▸ **DIRECTIVE A**: Give the lines from the start of the entries up to and including the line with "gray-station-point xyxy=(284,306,288,310)" as a JSON list of strings, one string per line, with blank lines left out.

▸ **SOURCE DOCUMENT**:
+--

Cutler Review Green Paper: The Good, The Bad and The Ugly for the R&D Tax Concession

After months of submissions, consultation, deliberations, and writing, Dr Terry Cutler delivered his Green Paper on the National Innovation System to Senator Kim Carr last week. At 2.30pm today, it became public.

This MJA Update will address the aspects that touch on R&D tax concessions.

From Green Paper to Policy, and Policy to Legislation

Today marks the start of a journey towards positive reform of R&D tax benefits. There is a long and potentially difficult path to be negotiated to the formulation of the Minister’s policy response to the Green Paper. Then, as we have witnessed in the recent past (such as the 175% international premium), implementation of policy through legislative drafting, debate, and parliament can be a process fraught with controversy, complexity and contradictions.

The Good

The Green Paper acknowledges the point made by MJA’s Kris Gale during the consultation process that the current R&D tax concession is “underpowered and overcomplicated”. It is resoundingly positive in its acceptance of the mechanism to stimulate activity in the economy, and reflects some of the changes in the innovation environment between 1985 and 2008.

The biggest single change is to abolish the current range of concessional deductions and refundable tax offsets at 125% and 175% and to introduce an income tax credit model. This would help disconnect the benefit of the program from the tax rate (which may be further reduced after the Henry Review of Australia’s Future Tax System) and provide an opportunity to relaunch the program as a credit, bringing it into greater focus within corporate decision-making and planning.

Small Australian-owned companies (meaning those with a group turnover of less than %50 million, a tenfold increase over the current $5 million cap) benefit from the opportunity to access a 50% refundable credit, higher rate than the present 125% concession (an effective 166% R&D concession). Of course, it will be unfortunate if you cross from $49,999,999 to $50 million annual turnover as the effective marginal tax rate on that $1 of revenue is 5,000,000% based on average business expenditure on R&D (1% of revenue).

Recommended changes to allow eligible activities to be claimed regardless of where the resultant intellectual property (IP) is owned is a positive and internationally competitive change. It makes us competitive with the program in the United Kingdom, among others, and recognises that where the activity occurs is of primary relevance to policy makers, even if the major benefits from exploitation may reside elsewhere.

+--

▸ **DIRECTIVE B**: In the update on the Cutler Review Green Paper, who delivered the Green Paper to Senator Kim Carr?

+--

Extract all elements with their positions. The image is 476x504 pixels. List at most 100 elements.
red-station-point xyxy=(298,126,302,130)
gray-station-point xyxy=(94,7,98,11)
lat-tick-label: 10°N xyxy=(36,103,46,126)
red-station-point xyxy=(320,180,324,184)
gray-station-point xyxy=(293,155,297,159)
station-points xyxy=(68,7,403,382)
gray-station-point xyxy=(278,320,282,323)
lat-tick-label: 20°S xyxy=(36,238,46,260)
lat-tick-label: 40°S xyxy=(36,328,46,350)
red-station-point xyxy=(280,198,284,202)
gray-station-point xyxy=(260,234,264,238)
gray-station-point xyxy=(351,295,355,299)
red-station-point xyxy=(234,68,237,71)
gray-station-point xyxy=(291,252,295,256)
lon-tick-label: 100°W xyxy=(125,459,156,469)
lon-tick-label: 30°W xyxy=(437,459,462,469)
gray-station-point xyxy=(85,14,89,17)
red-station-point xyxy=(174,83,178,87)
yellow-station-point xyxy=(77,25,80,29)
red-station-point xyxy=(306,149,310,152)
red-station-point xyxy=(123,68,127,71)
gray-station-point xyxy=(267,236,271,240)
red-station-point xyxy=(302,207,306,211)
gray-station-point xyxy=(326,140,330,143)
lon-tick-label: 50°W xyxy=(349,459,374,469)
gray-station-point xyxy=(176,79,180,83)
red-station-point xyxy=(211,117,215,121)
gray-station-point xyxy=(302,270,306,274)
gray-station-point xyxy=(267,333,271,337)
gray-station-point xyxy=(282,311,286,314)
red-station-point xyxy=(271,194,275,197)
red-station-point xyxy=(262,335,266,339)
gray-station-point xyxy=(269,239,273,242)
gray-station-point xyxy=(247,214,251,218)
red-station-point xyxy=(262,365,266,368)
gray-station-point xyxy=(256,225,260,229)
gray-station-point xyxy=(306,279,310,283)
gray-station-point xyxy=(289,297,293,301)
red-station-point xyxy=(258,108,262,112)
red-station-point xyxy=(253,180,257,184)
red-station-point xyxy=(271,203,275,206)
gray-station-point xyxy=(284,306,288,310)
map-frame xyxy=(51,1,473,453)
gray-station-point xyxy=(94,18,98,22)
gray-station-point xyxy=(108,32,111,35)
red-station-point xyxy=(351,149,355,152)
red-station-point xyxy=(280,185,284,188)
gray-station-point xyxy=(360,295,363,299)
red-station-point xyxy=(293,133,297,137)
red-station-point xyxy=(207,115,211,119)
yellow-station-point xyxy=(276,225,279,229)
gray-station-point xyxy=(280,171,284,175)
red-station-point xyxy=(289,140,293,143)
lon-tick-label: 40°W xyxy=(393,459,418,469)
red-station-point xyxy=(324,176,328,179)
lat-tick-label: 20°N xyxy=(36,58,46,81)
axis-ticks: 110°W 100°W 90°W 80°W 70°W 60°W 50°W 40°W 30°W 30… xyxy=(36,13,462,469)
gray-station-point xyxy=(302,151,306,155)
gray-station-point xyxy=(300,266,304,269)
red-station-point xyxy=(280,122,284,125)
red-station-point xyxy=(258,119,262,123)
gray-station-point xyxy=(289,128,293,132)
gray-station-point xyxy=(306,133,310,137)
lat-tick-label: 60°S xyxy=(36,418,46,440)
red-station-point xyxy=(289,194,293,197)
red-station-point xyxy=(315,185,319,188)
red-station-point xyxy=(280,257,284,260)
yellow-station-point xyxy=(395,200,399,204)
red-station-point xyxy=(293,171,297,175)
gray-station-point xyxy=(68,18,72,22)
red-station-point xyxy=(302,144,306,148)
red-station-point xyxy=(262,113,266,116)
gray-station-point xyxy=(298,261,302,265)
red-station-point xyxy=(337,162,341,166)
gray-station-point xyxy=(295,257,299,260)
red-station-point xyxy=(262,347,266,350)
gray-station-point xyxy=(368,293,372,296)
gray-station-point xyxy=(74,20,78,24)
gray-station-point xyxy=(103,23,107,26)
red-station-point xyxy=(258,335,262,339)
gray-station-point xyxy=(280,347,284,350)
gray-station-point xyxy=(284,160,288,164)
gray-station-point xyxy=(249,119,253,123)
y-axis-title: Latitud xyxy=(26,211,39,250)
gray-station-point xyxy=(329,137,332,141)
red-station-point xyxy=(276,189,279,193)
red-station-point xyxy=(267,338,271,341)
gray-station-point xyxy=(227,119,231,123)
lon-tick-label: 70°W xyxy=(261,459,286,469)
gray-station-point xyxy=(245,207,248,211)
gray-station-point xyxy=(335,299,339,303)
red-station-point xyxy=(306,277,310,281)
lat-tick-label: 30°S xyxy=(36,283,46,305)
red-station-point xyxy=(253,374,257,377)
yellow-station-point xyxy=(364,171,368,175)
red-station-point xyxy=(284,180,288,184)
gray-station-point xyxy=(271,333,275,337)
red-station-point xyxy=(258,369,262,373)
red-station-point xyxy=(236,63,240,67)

+--

▸ **WRITTEN ANSWER A**:
[
  "Extract all elements with their positions. The image is 476x504 pixels. List at most 100 elements.",
  "red-station-point xyxy=(298,126,302,130)",
  "gray-station-point xyxy=(94,7,98,11)",
  "lat-tick-label: 10°N xyxy=(36,103,46,126)",
  "red-station-point xyxy=(320,180,324,184)",
  "gray-station-point xyxy=(293,155,297,159)",
  "station-points xyxy=(68,7,403,382)",
  "gray-station-point xyxy=(278,320,282,323)",
  "lat-tick-label: 20°S xyxy=(36,238,46,260)",
  "lat-tick-label: 40°S xyxy=(36,328,46,350)",
  "red-station-point xyxy=(280,198,284,202)",
  "gray-station-point xyxy=(260,234,264,238)",
  "gray-station-point xyxy=(351,295,355,299)",
  "red-station-point xyxy=(234,68,237,71)",
  "gray-station-point xyxy=(291,252,295,256)",
  "lon-tick-label: 100°W xyxy=(125,459,156,469)",
  "lon-tick-label: 30°W xyxy=(437,459,462,469)",
  "gray-station-point xyxy=(85,14,89,17)",
  "red-station-point xyxy=(174,83,178,87)",
  "yellow-station-point xyxy=(77,25,80,29)",
  "red-station-point xyxy=(306,149,310,152)",
  "red-station-point xyxy=(123,68,127,71)",
  "gray-station-point xyxy=(267,236,271,240)",
  "red-station-point xyxy=(302,207,306,211)",
  "gray-station-point xyxy=(326,140,330,143)",
  "lon-tick-label: 50°W xyxy=(349,459,374,469)",
  "gray-station-point xyxy=(176,79,180,83)",
  "red-station-point xyxy=(211,117,215,121)",
  "gray-station-point xyxy=(302,270,306,274)",
  "gray-station-point xyxy=(267,333,271,337)",
  "gray-station-point xyxy=(282,311,286,314)",
  "red-station-point xyxy=(271,194,275,197)",
  "red-station-point xyxy=(262,335,266,339)",
  "gray-station-point xyxy=(269,239,273,242)",
  "gray-station-point xyxy=(247,214,251,218)",
  "red-station-point xyxy=(262,365,266,368)",
  "gray-station-point xyxy=(256,225,260,229)",
  "gray-station-point xyxy=(306,279,310,283)",
  "gray-station-point xyxy=(289,297,293,301)",
  "red-station-point xyxy=(258,108,262,112)",
  "red-station-point xyxy=(253,180,257,184)",
  "red-station-point xyxy=(271,203,275,206)",
  "gray-station-point xyxy=(284,306,288,310)"
]

▸ **WRITTEN ANSWER B**: Dr Terry Cutler